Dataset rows
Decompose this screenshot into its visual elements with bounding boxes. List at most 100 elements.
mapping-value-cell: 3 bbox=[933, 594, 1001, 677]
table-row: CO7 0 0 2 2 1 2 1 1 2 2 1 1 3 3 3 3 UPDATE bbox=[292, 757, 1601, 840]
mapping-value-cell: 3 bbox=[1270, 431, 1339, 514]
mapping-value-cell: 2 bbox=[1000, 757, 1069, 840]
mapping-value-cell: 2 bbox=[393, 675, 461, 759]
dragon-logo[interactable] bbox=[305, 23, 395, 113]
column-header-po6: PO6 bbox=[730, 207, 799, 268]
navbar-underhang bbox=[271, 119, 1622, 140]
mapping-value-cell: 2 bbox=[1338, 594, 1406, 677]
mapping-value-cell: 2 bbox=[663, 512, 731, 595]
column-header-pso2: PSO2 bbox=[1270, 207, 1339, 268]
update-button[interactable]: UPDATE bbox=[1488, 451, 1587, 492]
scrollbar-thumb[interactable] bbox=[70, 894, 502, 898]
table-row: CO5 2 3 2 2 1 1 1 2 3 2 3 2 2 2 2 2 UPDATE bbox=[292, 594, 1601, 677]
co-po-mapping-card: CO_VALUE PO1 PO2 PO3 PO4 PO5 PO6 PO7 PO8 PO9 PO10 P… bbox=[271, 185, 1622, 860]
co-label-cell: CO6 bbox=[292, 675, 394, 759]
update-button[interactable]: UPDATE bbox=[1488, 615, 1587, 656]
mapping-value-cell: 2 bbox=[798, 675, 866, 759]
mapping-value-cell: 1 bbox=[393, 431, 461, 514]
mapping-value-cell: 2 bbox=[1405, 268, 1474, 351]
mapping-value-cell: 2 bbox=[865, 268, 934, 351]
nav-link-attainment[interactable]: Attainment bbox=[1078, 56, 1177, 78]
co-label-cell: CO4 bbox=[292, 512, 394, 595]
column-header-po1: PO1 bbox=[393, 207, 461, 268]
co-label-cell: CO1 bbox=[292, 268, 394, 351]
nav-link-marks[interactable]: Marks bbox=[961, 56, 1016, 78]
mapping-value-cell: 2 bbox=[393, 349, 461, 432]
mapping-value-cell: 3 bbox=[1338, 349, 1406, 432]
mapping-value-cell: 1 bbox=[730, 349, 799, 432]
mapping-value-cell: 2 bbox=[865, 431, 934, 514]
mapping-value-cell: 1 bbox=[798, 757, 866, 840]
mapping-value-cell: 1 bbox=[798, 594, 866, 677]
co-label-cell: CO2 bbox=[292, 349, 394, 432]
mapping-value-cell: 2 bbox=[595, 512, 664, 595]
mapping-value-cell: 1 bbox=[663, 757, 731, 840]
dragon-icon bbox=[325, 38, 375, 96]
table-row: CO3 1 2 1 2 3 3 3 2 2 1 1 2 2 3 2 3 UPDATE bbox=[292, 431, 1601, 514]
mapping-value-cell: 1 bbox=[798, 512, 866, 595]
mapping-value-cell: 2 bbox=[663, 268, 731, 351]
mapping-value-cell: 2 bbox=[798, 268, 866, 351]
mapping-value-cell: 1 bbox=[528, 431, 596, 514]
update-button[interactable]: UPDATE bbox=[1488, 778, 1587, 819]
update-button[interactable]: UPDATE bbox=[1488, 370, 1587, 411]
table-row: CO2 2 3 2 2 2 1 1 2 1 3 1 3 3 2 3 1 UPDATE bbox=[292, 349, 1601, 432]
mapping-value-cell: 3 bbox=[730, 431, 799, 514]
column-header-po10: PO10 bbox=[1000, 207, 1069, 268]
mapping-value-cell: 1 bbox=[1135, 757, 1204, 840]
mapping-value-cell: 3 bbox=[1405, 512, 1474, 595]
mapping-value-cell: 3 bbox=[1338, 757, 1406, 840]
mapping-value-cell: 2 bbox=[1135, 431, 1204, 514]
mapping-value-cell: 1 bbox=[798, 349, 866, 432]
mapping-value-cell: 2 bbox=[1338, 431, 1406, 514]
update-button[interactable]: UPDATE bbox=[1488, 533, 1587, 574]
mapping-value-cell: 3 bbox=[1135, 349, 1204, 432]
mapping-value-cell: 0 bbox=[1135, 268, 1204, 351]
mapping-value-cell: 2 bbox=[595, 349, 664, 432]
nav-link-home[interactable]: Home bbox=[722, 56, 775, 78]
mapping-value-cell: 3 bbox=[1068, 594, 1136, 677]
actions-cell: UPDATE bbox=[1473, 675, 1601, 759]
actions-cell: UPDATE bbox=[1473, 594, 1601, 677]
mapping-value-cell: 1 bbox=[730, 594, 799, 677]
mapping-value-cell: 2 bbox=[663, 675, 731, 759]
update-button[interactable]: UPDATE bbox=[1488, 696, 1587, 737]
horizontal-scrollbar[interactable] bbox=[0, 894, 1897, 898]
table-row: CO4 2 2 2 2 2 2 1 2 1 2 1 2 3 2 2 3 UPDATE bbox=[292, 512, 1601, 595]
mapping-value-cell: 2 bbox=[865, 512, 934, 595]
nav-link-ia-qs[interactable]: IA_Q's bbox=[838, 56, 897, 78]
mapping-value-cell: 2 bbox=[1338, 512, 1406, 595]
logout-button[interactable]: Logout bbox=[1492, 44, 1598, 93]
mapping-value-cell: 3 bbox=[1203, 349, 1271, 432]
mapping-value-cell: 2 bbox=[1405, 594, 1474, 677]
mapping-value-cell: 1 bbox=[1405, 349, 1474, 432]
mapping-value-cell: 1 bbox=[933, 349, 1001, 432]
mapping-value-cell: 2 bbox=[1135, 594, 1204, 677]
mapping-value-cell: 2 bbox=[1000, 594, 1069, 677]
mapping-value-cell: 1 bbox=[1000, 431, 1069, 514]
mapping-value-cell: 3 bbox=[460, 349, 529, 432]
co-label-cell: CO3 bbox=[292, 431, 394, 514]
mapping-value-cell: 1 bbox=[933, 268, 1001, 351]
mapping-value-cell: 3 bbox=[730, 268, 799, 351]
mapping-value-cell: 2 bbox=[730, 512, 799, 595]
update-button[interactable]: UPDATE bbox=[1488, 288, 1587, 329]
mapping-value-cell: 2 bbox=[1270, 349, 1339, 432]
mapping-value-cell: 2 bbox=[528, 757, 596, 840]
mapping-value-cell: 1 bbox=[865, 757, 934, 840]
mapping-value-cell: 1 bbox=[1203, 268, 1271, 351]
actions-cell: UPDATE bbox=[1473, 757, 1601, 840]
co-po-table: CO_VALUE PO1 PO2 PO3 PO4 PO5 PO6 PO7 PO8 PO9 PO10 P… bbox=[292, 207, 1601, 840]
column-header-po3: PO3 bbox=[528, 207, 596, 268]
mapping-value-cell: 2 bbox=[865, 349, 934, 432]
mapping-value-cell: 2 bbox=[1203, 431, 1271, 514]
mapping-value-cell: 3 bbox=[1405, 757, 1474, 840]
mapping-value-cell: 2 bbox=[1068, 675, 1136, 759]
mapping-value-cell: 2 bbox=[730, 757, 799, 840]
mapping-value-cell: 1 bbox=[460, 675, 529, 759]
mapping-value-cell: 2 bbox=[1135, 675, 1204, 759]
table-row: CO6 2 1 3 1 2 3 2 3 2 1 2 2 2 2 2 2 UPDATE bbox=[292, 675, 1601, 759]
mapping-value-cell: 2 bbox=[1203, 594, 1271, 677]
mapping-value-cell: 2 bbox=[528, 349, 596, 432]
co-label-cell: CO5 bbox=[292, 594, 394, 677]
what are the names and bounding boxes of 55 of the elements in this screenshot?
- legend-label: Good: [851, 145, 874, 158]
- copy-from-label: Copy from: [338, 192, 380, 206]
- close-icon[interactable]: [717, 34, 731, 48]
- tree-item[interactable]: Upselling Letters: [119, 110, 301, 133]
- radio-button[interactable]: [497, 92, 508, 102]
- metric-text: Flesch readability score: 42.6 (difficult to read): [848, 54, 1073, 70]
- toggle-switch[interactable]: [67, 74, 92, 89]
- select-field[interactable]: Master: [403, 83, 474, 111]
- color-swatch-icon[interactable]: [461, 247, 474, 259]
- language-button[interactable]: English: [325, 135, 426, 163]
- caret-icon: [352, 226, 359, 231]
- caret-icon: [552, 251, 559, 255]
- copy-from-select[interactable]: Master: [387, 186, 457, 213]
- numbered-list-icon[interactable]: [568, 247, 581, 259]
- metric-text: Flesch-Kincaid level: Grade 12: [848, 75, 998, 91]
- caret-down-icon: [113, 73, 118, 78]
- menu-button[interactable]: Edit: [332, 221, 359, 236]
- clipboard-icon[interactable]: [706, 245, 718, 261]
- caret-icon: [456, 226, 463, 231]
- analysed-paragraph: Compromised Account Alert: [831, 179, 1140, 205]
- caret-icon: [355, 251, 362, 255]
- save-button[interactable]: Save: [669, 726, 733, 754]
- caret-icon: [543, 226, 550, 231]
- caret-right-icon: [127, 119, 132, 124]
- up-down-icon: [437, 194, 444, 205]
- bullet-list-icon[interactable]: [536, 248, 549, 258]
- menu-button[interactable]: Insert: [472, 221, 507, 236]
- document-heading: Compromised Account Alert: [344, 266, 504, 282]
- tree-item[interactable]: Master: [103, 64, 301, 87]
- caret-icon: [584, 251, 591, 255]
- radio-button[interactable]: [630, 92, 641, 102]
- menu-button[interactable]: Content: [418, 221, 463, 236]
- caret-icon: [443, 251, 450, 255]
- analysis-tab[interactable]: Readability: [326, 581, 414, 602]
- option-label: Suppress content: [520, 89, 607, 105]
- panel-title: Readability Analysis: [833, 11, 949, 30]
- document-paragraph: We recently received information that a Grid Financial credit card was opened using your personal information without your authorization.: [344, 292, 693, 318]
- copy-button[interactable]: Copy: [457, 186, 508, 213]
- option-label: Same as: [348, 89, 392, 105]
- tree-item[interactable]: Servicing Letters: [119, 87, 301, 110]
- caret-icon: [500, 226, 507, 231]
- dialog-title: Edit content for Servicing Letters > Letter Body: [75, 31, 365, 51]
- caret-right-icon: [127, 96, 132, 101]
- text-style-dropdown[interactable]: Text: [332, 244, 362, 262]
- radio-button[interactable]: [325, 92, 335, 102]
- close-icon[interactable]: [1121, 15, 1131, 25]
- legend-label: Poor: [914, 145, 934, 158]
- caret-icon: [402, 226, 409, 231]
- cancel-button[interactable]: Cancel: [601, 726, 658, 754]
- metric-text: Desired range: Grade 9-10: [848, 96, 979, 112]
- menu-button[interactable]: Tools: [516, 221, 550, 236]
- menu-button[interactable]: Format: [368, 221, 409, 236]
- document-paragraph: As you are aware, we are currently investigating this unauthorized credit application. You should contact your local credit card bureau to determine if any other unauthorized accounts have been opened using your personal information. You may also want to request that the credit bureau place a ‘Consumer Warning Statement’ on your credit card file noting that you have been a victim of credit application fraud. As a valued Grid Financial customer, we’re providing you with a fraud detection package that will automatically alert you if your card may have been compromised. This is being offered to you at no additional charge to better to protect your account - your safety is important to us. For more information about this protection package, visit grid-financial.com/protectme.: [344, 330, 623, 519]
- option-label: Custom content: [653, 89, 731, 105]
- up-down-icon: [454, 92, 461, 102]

PROBLEM TO WORK ON = Copy the part of the records that runs from the start of the records through the line containing "mapping-value-cell: 2 bbox=[1000, 757, 1069, 840]", including that line.

SOLUTION TO THE EXERCISE =
Decompose this screenshot into its visual elements with bounding boxes. List at most 100 elements.
mapping-value-cell: 3 bbox=[933, 594, 1001, 677]
table-row: CO7 0 0 2 2 1 2 1 1 2 2 1 1 3 3 3 3 UPDATE bbox=[292, 757, 1601, 840]
mapping-value-cell: 3 bbox=[1270, 431, 1339, 514]
mapping-value-cell: 2 bbox=[1000, 757, 1069, 840]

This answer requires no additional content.